* _Given exercise_
Repeat all the records exactly, omitting pictures.

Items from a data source
>> Begin

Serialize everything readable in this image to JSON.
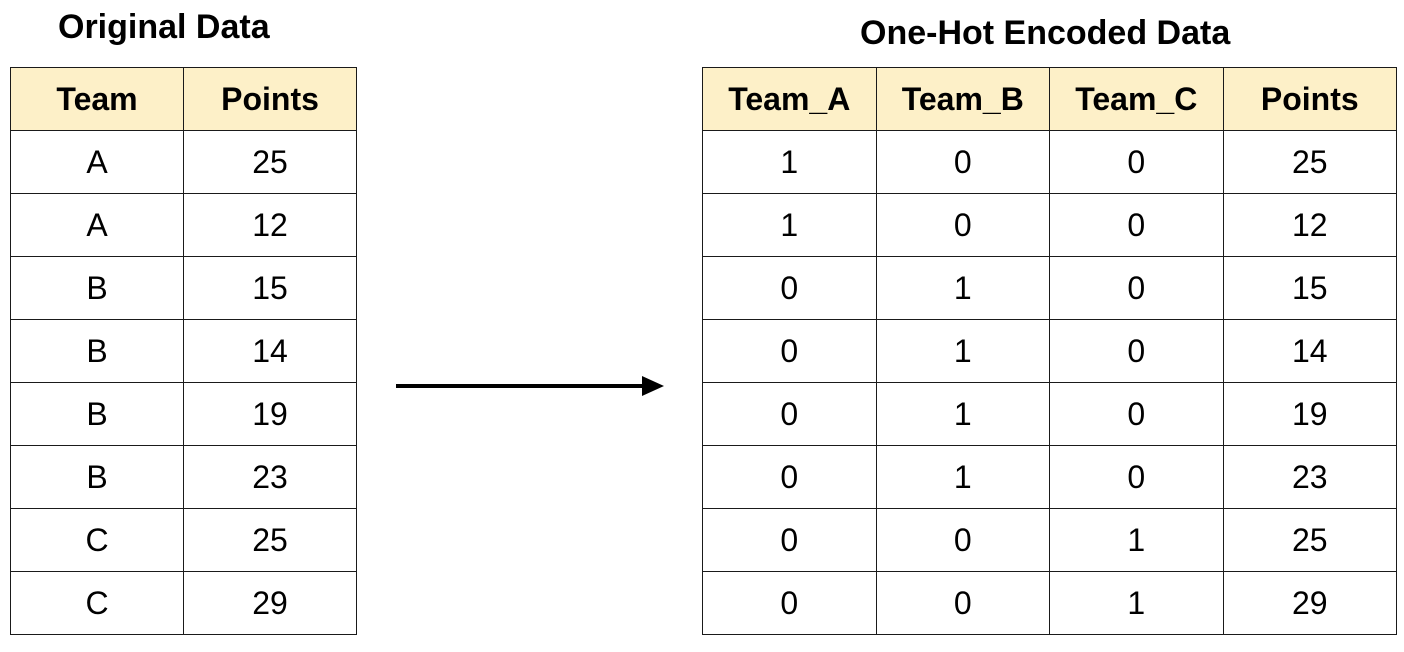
{
  "original": {
    "title": "Original Data",
    "headers": [
      "Team",
      "Points"
    ],
    "rows": [
      [
        "A",
        "25"
      ],
      [
        "A",
        "12"
      ],
      [
        "B",
        "15"
      ],
      [
        "B",
        "14"
      ],
      [
        "B",
        "19"
      ],
      [
        "B",
        "23"
      ],
      [
        "C",
        "25"
      ],
      [
        "C",
        "29"
      ]
    ]
  },
  "encoded": {
    "title": "One-Hot Encoded Data",
    "headers": [
      "Team_A",
      "Team_B",
      "Team_C",
      "Points"
    ],
    "rows": [
      [
        "1",
        "0",
        "0",
        "25"
      ],
      [
        "1",
        "0",
        "0",
        "12"
      ],
      [
        "0",
        "1",
        "0",
        "15"
      ],
      [
        "0",
        "1",
        "0",
        "14"
      ],
      [
        "0",
        "1",
        "0",
        "19"
      ],
      [
        "0",
        "1",
        "0",
        "23"
      ],
      [
        "0",
        "0",
        "1",
        "25"
      ],
      [
        "0",
        "0",
        "1",
        "29"
      ]
    ]
  },
  "colors": {
    "header_bg": "#fdf0c8",
    "border": "#1a1a1a",
    "arrow": "#000000"
  }
}
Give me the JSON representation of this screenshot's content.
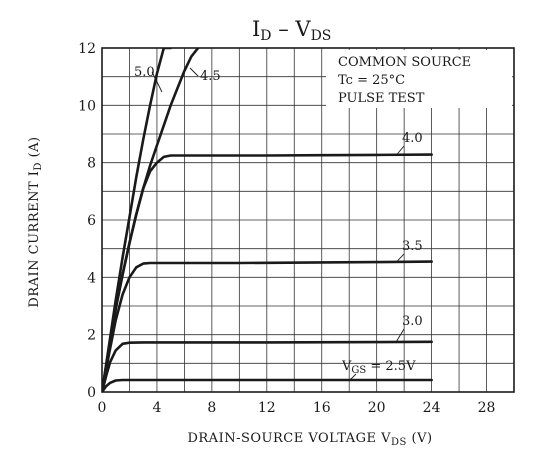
{
  "chart_data": {
    "type": "line",
    "title_main": "I",
    "title_main_sub": "D",
    "title_dash": " – V",
    "title_dash_sub": "DS",
    "xlabel_main": "DRAIN-SOURCE VOLTAGE  V",
    "xlabel_sub": "DS",
    "xlabel_unit": " (V)",
    "ylabel_main": "DRAIN CURRENT  I",
    "ylabel_sub": "D",
    "ylabel_unit": "  (A)",
    "xlim": [
      0,
      30
    ],
    "ylim": [
      0,
      12
    ],
    "xticks": [
      0,
      4,
      8,
      12,
      16,
      20,
      24,
      28
    ],
    "yticks": [
      0,
      2,
      4,
      6,
      8,
      10,
      12
    ],
    "grid_minor_x": 2,
    "grid_minor_y": 1,
    "grid": true,
    "annotations": [
      "COMMON SOURCE",
      "Tc = 25°C",
      "PULSE TEST"
    ],
    "series": [
      {
        "name": "5.0",
        "x": [
          0,
          0.5,
          1,
          1.5,
          2,
          2.5,
          3,
          3.5,
          4,
          4.5,
          5.0
        ],
        "y": [
          0,
          1.6,
          3.2,
          4.7,
          6.1,
          7.5,
          8.8,
          10.0,
          11.1,
          12.0,
          12.0
        ]
      },
      {
        "name": "4.5",
        "x": [
          0,
          0.5,
          1,
          1.5,
          2,
          2.5,
          3,
          3.5,
          4,
          4.5,
          5,
          5.5,
          6,
          6.5,
          7
        ],
        "y": [
          0,
          1.5,
          2.9,
          4.1,
          5.2,
          6.2,
          7.1,
          7.9,
          8.6,
          9.3,
          10.0,
          10.6,
          11.2,
          11.7,
          12.0
        ]
      },
      {
        "name": "4.0",
        "x": [
          0,
          0.5,
          1,
          1.5,
          2,
          2.5,
          3,
          3.5,
          4,
          4.5,
          5,
          6,
          8,
          12,
          16,
          20,
          24
        ],
        "y": [
          0,
          1.5,
          2.9,
          4.1,
          5.2,
          6.2,
          7.1,
          7.7,
          8.0,
          8.2,
          8.25,
          8.25,
          8.25,
          8.25,
          8.26,
          8.27,
          8.28
        ]
      },
      {
        "name": "3.5",
        "x": [
          0,
          0.5,
          1,
          1.5,
          2,
          2.5,
          3,
          3.5,
          4,
          6,
          10,
          16,
          20,
          24
        ],
        "y": [
          0,
          1.3,
          2.5,
          3.4,
          4.0,
          4.35,
          4.48,
          4.5,
          4.5,
          4.5,
          4.5,
          4.52,
          4.53,
          4.55
        ]
      },
      {
        "name": "3.0",
        "x": [
          0,
          0.3,
          0.6,
          1,
          1.5,
          2,
          3,
          6,
          12,
          20,
          24
        ],
        "y": [
          0,
          0.55,
          1.05,
          1.45,
          1.68,
          1.72,
          1.73,
          1.73,
          1.73,
          1.74,
          1.75
        ]
      },
      {
        "name": "VGS=2.5V",
        "x": [
          0,
          0.3,
          0.6,
          1,
          1.5,
          2,
          4,
          12,
          24
        ],
        "y": [
          0,
          0.2,
          0.32,
          0.4,
          0.42,
          0.42,
          0.42,
          0.42,
          0.42
        ]
      }
    ],
    "curve_labels": [
      "5.0",
      "4.5",
      "4.0",
      "3.5",
      "3.0"
    ],
    "vgs_label_prefix": "V",
    "vgs_label_sub": "GS",
    "vgs_label_suffix": " = 2.5V"
  }
}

>> End

* _Reply to the exercise_
Serialize everything readable in this image to JSON.
{
  "original": {
    "title": "Original Data",
    "headers": [
      "Team",
      "Points"
    ],
    "rows": [
      [
        "A",
        "25"
      ],
      [
        "A",
        "12"
      ],
      [
        "B",
        "15"
      ],
      [
        "B",
        "14"
      ],
      [
        "B",
        "19"
      ],
      [
        "B",
        "23"
      ],
      [
        "C",
        "25"
      ],
      [
        "C",
        "29"
      ]
    ]
  },
  "encoded": {
    "title": "One-Hot Encoded Data",
    "headers": [
      "Team_A",
      "Team_B",
      "Team_C",
      "Points"
    ],
    "rows": [
      [
        "1",
        "0",
        "0",
        "25"
      ],
      [
        "1",
        "0",
        "0",
        "12"
      ],
      [
        "0",
        "1",
        "0",
        "15"
      ],
      [
        "0",
        "1",
        "0",
        "14"
      ],
      [
        "0",
        "1",
        "0",
        "19"
      ],
      [
        "0",
        "1",
        "0",
        "23"
      ],
      [
        "0",
        "0",
        "1",
        "25"
      ],
      [
        "0",
        "0",
        "1",
        "29"
      ]
    ]
  },
  "colors": {
    "header_bg": "#fdf0c8",
    "border": "#1a1a1a",
    "arrow": "#000000"
  }
}
Give me the JSON representation of this screenshot's content.
{
  "chart_data": {
    "type": "line",
    "title_main": "I",
    "title_main_sub": "D",
    "title_dash": " – V",
    "title_dash_sub": "DS",
    "xlabel_main": "DRAIN-SOURCE VOLTAGE  V",
    "xlabel_sub": "DS",
    "xlabel_unit": " (V)",
    "ylabel_main": "DRAIN CURRENT  I",
    "ylabel_sub": "D",
    "ylabel_unit": "  (A)",
    "xlim": [
      0,
      30
    ],
    "ylim": [
      0,
      12
    ],
    "xticks": [
      0,
      4,
      8,
      12,
      16,
      20,
      24,
      28
    ],
    "yticks": [
      0,
      2,
      4,
      6,
      8,
      10,
      12
    ],
    "grid_minor_x": 2,
    "grid_minor_y": 1,
    "grid": true,
    "annotations": [
      "COMMON SOURCE",
      "Tc = 25°C",
      "PULSE TEST"
    ],
    "series": [
      {
        "name": "5.0",
        "x": [
          0,
          0.5,
          1,
          1.5,
          2,
          2.5,
          3,
          3.5,
          4,
          4.5,
          5.0
        ],
        "y": [
          0,
          1.6,
          3.2,
          4.7,
          6.1,
          7.5,
          8.8,
          10.0,
          11.1,
          12.0,
          12.0
        ]
      },
      {
        "name": "4.5",
        "x": [
          0,
          0.5,
          1,
          1.5,
          2,
          2.5,
          3,
          3.5,
          4,
          4.5,
          5,
          5.5,
          6,
          6.5,
          7
        ],
        "y": [
          0,
          1.5,
          2.9,
          4.1,
          5.2,
          6.2,
          7.1,
          7.9,
          8.6,
          9.3,
          10.0,
          10.6,
          11.2,
          11.7,
          12.0
        ]
      },
      {
        "name": "4.0",
        "x": [
          0,
          0.5,
          1,
          1.5,
          2,
          2.5,
          3,
          3.5,
          4,
          4.5,
          5,
          6,
          8,
          12,
          16,
          20,
          24
        ],
        "y": [
          0,
          1.5,
          2.9,
          4.1,
          5.2,
          6.2,
          7.1,
          7.7,
          8.0,
          8.2,
          8.25,
          8.25,
          8.25,
          8.25,
          8.26,
          8.27,
          8.28
        ]
      },
      {
        "name": "3.5",
        "x": [
          0,
          0.5,
          1,
          1.5,
          2,
          2.5,
          3,
          3.5,
          4,
          6,
          10,
          16,
          20,
          24
        ],
        "y": [
          0,
          1.3,
          2.5,
          3.4,
          4.0,
          4.35,
          4.48,
          4.5,
          4.5,
          4.5,
          4.5,
          4.52,
          4.53,
          4.55
        ]
      },
      {
        "name": "3.0",
        "x": [
          0,
          0.3,
          0.6,
          1,
          1.5,
          2,
          3,
          6,
          12,
          20,
          24
        ],
        "y": [
          0,
          0.55,
          1.05,
          1.45,
          1.68,
          1.72,
          1.73,
          1.73,
          1.73,
          1.74,
          1.75
        ]
      },
      {
        "name": "VGS=2.5V",
        "x": [
          0,
          0.3,
          0.6,
          1,
          1.5,
          2,
          4,
          12,
          24
        ],
        "y": [
          0,
          0.2,
          0.32,
          0.4,
          0.42,
          0.42,
          0.42,
          0.42,
          0.42
        ]
      }
    ],
    "curve_labels": [
      "5.0",
      "4.5",
      "4.0",
      "3.5",
      "3.0"
    ],
    "vgs_label_prefix": "V",
    "vgs_label_sub": "GS",
    "vgs_label_suffix": " = 2.5V"
  }
}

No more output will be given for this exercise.